> **Direction**
Search the data below for the word "بازدید" and copy each line that holds it.

> **Material for this exercise**
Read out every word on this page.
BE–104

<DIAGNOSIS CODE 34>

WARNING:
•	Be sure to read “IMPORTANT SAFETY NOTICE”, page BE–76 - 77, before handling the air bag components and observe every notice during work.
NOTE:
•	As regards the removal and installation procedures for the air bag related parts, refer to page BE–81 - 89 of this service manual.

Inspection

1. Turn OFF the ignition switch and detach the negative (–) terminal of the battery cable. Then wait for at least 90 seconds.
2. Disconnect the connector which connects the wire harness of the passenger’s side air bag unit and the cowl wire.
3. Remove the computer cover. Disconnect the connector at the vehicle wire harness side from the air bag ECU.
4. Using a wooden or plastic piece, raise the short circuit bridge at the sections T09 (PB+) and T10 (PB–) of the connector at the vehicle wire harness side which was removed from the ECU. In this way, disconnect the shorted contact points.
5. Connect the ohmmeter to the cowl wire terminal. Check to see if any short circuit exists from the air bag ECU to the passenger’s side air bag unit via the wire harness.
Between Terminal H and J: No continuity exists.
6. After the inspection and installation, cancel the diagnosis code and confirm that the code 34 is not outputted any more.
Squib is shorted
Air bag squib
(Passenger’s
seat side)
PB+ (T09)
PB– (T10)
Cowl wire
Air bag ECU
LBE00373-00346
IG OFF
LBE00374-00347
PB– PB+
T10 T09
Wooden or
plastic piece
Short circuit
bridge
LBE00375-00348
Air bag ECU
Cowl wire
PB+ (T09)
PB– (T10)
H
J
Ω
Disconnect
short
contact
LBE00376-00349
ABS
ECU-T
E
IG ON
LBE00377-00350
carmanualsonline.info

* * *

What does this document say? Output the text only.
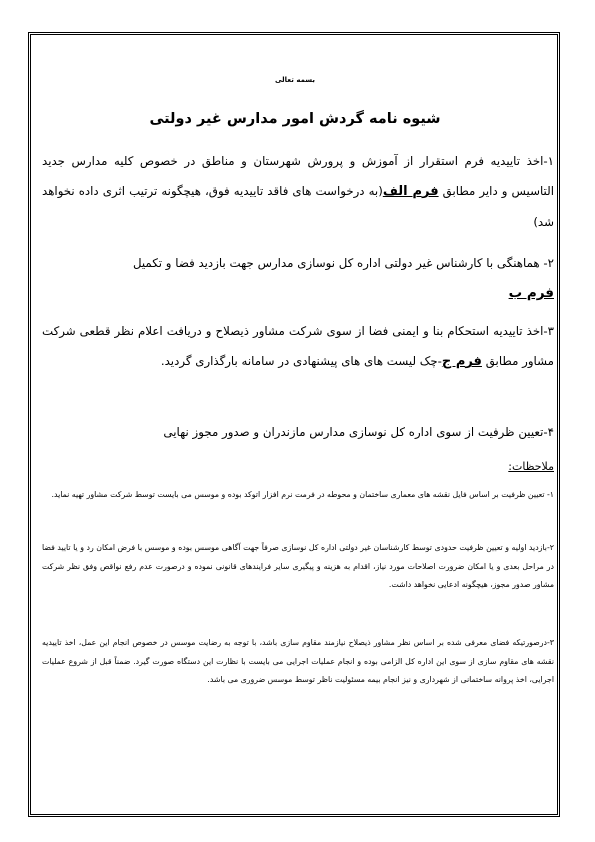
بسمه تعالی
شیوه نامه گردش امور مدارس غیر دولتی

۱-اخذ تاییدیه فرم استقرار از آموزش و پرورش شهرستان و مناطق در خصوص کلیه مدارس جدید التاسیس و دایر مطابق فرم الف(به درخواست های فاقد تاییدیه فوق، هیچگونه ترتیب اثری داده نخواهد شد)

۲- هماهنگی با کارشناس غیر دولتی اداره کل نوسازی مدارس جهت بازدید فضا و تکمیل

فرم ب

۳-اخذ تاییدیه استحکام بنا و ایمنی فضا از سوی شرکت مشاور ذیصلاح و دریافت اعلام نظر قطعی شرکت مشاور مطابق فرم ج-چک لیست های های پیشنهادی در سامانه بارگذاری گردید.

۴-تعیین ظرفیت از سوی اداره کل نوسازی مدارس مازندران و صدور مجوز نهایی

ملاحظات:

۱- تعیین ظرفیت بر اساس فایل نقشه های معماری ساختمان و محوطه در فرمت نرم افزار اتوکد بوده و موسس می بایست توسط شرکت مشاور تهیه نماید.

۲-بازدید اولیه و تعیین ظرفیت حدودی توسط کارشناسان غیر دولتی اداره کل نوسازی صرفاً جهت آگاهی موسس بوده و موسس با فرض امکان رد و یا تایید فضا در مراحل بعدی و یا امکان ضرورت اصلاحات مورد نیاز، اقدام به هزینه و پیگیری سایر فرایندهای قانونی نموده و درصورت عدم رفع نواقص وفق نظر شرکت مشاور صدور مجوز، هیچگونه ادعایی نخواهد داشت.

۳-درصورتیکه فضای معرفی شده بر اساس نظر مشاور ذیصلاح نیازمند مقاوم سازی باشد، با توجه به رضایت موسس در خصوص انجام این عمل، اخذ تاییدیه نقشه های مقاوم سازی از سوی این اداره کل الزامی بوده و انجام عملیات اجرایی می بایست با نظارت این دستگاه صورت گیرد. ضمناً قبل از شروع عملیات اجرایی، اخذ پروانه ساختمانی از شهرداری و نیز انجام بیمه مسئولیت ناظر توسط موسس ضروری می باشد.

> **Solution to this task**
۲- هماهنگی با کارشناس غیر دولتی اداره کل نوسازی مدارس جهت بازدید فضا و تکمیل
۲-بازدید اولیه و تعیین ظرفیت حدودی توسط کارشناسان غیر دولتی اداره کل نوسازی صرفاً جهت آگاهی موسس بوده و موسس با فرض امکان رد و یا تایید فضا در مراحل بعدی و یا امکان ضرورت اصلاحات مورد نیاز، اقدام به هزینه و پیگیری سایر فرایندهای قانونی نموده و درصورت عدم رفع نواقص وفق نظر شرکت مشاور صدور مجوز، هیچگونه ادعایی نخواهد داشت.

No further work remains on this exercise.